Task instructions:
Restate the entries word for word, omitting nothing.

Entries supplied:

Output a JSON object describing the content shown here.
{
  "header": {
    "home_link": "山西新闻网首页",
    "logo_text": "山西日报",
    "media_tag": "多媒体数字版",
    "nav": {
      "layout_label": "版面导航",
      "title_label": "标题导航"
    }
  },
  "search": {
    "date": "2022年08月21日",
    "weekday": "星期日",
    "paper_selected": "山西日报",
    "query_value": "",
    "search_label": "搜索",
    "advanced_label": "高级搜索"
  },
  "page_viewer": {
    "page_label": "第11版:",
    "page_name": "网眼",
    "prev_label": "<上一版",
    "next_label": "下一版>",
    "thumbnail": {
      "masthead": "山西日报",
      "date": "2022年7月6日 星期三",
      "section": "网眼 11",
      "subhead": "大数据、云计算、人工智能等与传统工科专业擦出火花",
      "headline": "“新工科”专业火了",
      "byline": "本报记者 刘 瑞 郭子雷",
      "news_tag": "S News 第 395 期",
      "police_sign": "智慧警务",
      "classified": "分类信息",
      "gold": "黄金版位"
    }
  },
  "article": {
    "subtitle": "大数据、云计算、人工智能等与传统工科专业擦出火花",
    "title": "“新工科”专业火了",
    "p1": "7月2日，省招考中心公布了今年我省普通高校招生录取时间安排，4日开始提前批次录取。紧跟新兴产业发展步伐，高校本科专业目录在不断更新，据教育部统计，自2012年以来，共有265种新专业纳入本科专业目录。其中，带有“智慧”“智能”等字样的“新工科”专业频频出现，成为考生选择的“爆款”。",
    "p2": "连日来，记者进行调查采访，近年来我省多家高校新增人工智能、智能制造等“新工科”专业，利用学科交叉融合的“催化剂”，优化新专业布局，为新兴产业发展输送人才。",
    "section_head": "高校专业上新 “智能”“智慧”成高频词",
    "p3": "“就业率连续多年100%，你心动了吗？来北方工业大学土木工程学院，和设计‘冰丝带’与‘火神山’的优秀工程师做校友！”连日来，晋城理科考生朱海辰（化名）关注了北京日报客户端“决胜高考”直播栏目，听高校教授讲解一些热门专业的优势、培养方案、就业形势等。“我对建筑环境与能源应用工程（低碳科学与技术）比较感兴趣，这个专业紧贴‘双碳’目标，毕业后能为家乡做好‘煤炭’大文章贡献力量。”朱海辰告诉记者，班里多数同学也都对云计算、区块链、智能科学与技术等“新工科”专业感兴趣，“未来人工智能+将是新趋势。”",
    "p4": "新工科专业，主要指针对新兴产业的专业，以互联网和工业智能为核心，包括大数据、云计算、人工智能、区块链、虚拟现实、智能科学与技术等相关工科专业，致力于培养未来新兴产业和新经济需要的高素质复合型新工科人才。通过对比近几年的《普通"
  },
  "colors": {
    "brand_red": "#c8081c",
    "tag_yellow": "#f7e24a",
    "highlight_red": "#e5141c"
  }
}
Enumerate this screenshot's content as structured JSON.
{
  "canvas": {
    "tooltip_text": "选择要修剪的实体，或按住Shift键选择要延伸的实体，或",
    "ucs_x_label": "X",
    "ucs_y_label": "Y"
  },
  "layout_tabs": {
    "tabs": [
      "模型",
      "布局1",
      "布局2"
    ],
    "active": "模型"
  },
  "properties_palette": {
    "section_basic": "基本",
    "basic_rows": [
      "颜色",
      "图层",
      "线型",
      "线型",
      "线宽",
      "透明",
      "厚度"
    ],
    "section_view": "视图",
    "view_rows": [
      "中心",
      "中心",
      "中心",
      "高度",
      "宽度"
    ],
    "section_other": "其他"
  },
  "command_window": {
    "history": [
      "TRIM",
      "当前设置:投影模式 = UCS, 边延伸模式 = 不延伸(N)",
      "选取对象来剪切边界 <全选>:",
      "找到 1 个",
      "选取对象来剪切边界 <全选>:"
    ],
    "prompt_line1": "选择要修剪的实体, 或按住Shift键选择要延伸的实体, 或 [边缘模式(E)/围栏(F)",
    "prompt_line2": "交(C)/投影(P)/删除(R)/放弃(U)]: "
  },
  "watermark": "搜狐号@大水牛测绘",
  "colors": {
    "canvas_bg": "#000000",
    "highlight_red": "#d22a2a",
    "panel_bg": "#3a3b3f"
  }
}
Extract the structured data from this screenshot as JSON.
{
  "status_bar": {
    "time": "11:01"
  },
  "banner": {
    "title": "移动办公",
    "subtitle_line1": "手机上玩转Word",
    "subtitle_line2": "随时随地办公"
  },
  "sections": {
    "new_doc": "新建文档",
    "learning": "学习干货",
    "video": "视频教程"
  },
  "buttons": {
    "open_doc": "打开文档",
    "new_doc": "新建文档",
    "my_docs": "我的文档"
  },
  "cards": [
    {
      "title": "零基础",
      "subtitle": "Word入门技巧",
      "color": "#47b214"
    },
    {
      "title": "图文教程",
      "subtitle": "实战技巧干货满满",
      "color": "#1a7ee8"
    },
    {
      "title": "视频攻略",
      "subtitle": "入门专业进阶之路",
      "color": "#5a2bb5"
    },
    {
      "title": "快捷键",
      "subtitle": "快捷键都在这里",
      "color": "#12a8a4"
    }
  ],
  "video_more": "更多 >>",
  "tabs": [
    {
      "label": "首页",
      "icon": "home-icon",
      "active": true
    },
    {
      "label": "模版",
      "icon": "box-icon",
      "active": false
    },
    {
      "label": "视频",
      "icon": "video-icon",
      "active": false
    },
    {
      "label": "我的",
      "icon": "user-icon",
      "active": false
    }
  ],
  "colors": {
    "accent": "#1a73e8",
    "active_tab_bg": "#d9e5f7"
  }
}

Answer to the problem:
Output a JSON object describing the content shown here.
{
  "header": {
    "home_link": "山西新闻网首页",
    "logo_text": "山西日报",
    "media_tag": "多媒体数字版",
    "nav": {
      "layout_label": "版面导航",
      "title_label": "标题导航"
    }
  },
  "search": {
    "date": "2022年08月21日",
    "weekday": "星期日",
    "paper_selected": "山西日报",
    "query_value": "",
    "search_label": "搜索",
    "advanced_label": "高级搜索"
  },
  "page_viewer": {
    "page_label": "第11版:",
    "page_name": "网眼",
    "prev_label": "<上一版",
    "next_label": "下一版>",
    "thumbnail": {
      "masthead": "山西日报",
      "date": "2022年7月6日 星期三",
      "section": "网眼 11",
      "subhead": "大数据、云计算、人工智能等与传统工科专业擦出火花",
      "headline": "“新工科”专业火了",
      "byline": "本报记者 刘 瑞 郭子雷",
      "news_tag": "S News 第 395 期",
      "police_sign": "智慧警务",
      "classified": "分类信息",
      "gold": "黄金版位"
    }
  },
  "article": {
    "subtitle": "大数据、云计算、人工智能等与传统工科专业擦出火花",
    "title": "“新工科”专业火了",
    "p1": "7月2日，省招考中心公布了今年我省普通高校招生录取时间安排，4日开始提前批次录取。紧跟新兴产业发展步伐，高校本科专业目录在不断更新，据教育部统计，自2012年以来，共有265种新专业纳入本科专业目录。其中，带有“智慧”“智能”等字样的“新工科”专业频频出现，成为考生选择的“爆款”。",
    "p2": "连日来，记者进行调查采访，近年来我省多家高校新增人工智能、智能制造等“新工科”专业，利用学科交叉融合的“催化剂”，优化新专业布局，为新兴产业发展输送人才。",
    "section_head": "高校专业上新 “智能”“智慧”成高频词",
    "p3": "“就业率连续多年100%，你心动了吗？来北方工业大学土木工程学院，和设计‘冰丝带’与‘火神山’的优秀工程师做校友！”连日来，晋城理科考生朱海辰（化名）关注了北京日报客户端“决胜高考”直播栏目，听高校教授讲解一些热门专业的优势、培养方案、就业形势等。“我对建筑环境与能源应用工程（低碳科学与技术）比较感兴趣，这个专业紧贴‘双碳’目标，毕业后能为家乡做好‘煤炭’大文章贡献力量。”朱海辰告诉记者，班里多数同学也都对云计算、区块链、智能科学与技术等“新工科”专业感兴趣，“未来人工智能+将是新趋势。”",
    "p4": "新工科专业，主要指针对新兴产业的专业，以互联网和工业智能为核心，包括大数据、云计算、人工智能、区块链、虚拟现实、智能科学与技术等相关工科专业，致力于培养未来新兴产业和新经济需要的高素质复合型新工科人才。通过对比近几年的《普通"
  },
  "colors": {
    "brand_red": "#c8081c",
    "tag_yellow": "#f7e24a",
    "highlight_red": "#e5141c"
  }
}
Enumerate this screenshot's content as structured JSON.
{
  "canvas": {
    "tooltip_text": "选择要修剪的实体，或按住Shift键选择要延伸的实体，或",
    "ucs_x_label": "X",
    "ucs_y_label": "Y"
  },
  "layout_tabs": {
    "tabs": [
      "模型",
      "布局1",
      "布局2"
    ],
    "active": "模型"
  },
  "properties_palette": {
    "section_basic": "基本",
    "basic_rows": [
      "颜色",
      "图层",
      "线型",
      "线型",
      "线宽",
      "透明",
      "厚度"
    ],
    "section_view": "视图",
    "view_rows": [
      "中心",
      "中心",
      "中心",
      "高度",
      "宽度"
    ],
    "section_other": "其他"
  },
  "command_window": {
    "history": [
      "TRIM",
      "当前设置:投影模式 = UCS, 边延伸模式 = 不延伸(N)",
      "选取对象来剪切边界 <全选>:",
      "找到 1 个",
      "选取对象来剪切边界 <全选>:"
    ],
    "prompt_line1": "选择要修剪的实体, 或按住Shift键选择要延伸的实体, 或 [边缘模式(E)/围栏(F)",
    "prompt_line2": "交(C)/投影(P)/删除(R)/放弃(U)]: "
  },
  "watermark": "搜狐号@大水牛测绘",
  "colors": {
    "canvas_bg": "#000000",
    "highlight_red": "#d22a2a",
    "panel_bg": "#3a3b3f"
  }
}
Extract the structured data from this screenshot as JSON.
{
  "status_bar": {
    "time": "11:01"
  },
  "banner": {
    "title": "移动办公",
    "subtitle_line1": "手机上玩转Word",
    "subtitle_line2": "随时随地办公"
  },
  "sections": {
    "new_doc": "新建文档",
    "learning": "学习干货",
    "video": "视频教程"
  },
  "buttons": {
    "open_doc": "打开文档",
    "new_doc": "新建文档",
    "my_docs": "我的文档"
  },
  "cards": [
    {
      "title": "零基础",
      "subtitle": "Word入门技巧",
      "color": "#47b214"
    },
    {
      "title": "图文教程",
      "subtitle": "实战技巧干货满满",
      "color": "#1a7ee8"
    },
    {
      "title": "视频攻略",
      "subtitle": "入门专业进阶之路",
      "color": "#5a2bb5"
    },
    {
      "title": "快捷键",
      "subtitle": "快捷键都在这里",
      "color": "#12a8a4"
    }
  ],
  "video_more": "更多 >>",
  "tabs": [
    {
      "label": "首页",
      "icon": "home-icon",
      "active": true
    },
    {
      "label": "模版",
      "icon": "box-icon",
      "active": false
    },
    {
      "label": "视频",
      "icon": "video-icon",
      "active": false
    },
    {
      "label": "我的",
      "icon": "user-icon",
      "active": false
    }
  ],
  "colors": {
    "accent": "#1a73e8",
    "active_tab_bg": "#d9e5f7"
  }
}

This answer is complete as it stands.